● **EXERCISE AIM**: Exactly as written, print each record in the listing.

● **RECORD LIST**:
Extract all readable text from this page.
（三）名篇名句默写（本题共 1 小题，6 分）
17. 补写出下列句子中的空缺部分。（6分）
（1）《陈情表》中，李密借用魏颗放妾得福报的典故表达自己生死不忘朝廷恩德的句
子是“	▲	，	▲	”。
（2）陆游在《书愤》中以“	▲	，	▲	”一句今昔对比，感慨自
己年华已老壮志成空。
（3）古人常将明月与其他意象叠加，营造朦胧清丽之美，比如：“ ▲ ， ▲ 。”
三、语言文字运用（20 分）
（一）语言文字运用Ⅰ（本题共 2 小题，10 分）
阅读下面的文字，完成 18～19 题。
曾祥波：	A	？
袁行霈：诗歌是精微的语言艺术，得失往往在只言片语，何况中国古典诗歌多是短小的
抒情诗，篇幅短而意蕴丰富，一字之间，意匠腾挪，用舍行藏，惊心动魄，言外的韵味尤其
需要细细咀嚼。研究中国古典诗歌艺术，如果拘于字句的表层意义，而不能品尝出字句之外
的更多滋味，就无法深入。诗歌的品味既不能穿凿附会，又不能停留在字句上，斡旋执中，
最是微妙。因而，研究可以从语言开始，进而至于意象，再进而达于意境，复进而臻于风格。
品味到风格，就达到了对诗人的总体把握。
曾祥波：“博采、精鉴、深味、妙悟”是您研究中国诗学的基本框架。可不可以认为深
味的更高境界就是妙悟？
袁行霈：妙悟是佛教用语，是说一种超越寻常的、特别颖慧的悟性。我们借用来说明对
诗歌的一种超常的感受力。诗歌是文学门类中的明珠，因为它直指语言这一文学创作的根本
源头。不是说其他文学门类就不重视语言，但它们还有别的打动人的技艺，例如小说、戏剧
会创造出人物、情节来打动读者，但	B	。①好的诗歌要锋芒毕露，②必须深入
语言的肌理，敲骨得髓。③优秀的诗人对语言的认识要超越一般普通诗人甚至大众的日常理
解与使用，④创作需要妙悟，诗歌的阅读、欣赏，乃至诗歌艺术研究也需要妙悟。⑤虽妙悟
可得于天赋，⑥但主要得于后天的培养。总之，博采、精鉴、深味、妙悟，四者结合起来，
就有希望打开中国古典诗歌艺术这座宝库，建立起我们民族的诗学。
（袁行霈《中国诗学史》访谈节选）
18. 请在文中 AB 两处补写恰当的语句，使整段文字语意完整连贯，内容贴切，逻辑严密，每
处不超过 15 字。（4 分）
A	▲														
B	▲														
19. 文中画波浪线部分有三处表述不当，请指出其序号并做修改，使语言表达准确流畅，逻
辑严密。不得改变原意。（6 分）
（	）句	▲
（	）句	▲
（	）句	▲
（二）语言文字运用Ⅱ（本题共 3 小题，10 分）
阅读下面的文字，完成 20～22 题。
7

● **RESULT BELOW**:
Extract all readable text from this page.
（三）名篇名句默写（本题共 1 小题，6 分）
17. 补写出下列句子中的空缺部分。（6分）
（1）《陈情表》中，李密借用魏颗放妾得福报的典故表达自己生死不忘朝廷恩德的句
子是“	▲	，	▲	”。
（2）陆游在《书愤》中以“	▲	，	▲	”一句今昔对比，感慨自
己年华已老壮志成空。
（3）古人常将明月与其他意象叠加，营造朦胧清丽之美，比如：“ ▲ ， ▲ 。”
三、语言文字运用（20 分）
（一）语言文字运用Ⅰ（本题共 2 小题，10 分）
阅读下面的文字，完成 18～19 题。
曾祥波：	A	？
袁行霈：诗歌是精微的语言艺术，得失往往在只言片语，何况中国古典诗歌多是短小的
抒情诗，篇幅短而意蕴丰富，一字之间，意匠腾挪，用舍行藏，惊心动魄，言外的韵味尤其
需要细细咀嚼。研究中国古典诗歌艺术，如果拘于字句的表层意义，而不能品尝出字句之外
的更多滋味，就无法深入。诗歌的品味既不能穿凿附会，又不能停留在字句上，斡旋执中，
最是微妙。因而，研究可以从语言开始，进而至于意象，再进而达于意境，复进而臻于风格。
品味到风格，就达到了对诗人的总体把握。
曾祥波：“博采、精鉴、深味、妙悟”是您研究中国诗学的基本框架。可不可以认为深
味的更高境界就是妙悟？
袁行霈：妙悟是佛教用语，是说一种超越寻常的、特别颖慧的悟性。我们借用来说明对
诗歌的一种超常的感受力。诗歌是文学门类中的明珠，因为它直指语言这一文学创作的根本
源头。不是说其他文学门类就不重视语言，但它们还有别的打动人的技艺，例如小说、戏剧
会创造出人物、情节来打动读者，但	B	。①好的诗歌要锋芒毕露，②必须深入
语言的肌理，敲骨得髓。③优秀的诗人对语言的认识要超越一般普通诗人甚至大众的日常理
解与使用，④创作需要妙悟，诗歌的阅读、欣赏，乃至诗歌艺术研究也需要妙悟。⑤虽妙悟
可得于天赋，⑥但主要得于后天的培养。总之，博采、精鉴、深味、妙悟，四者结合起来，
就有希望打开中国古典诗歌艺术这座宝库，建立起我们民族的诗学。
（袁行霈《中国诗学史》访谈节选）
18. 请在文中 AB 两处补写恰当的语句，使整段文字语意完整连贯，内容贴切，逻辑严密，每
处不超过 15 字。（4 分）
A	▲														
B	▲														
19. 文中画波浪线部分有三处表述不当，请指出其序号并做修改，使语言表达准确流畅，逻
辑严密。不得改变原意。（6 分）
（	）句	▲
（	）句	▲
（	）句	▲
（二）语言文字运用Ⅱ（本题共 3 小题，10 分）
阅读下面的文字，完成 20～22 题。
7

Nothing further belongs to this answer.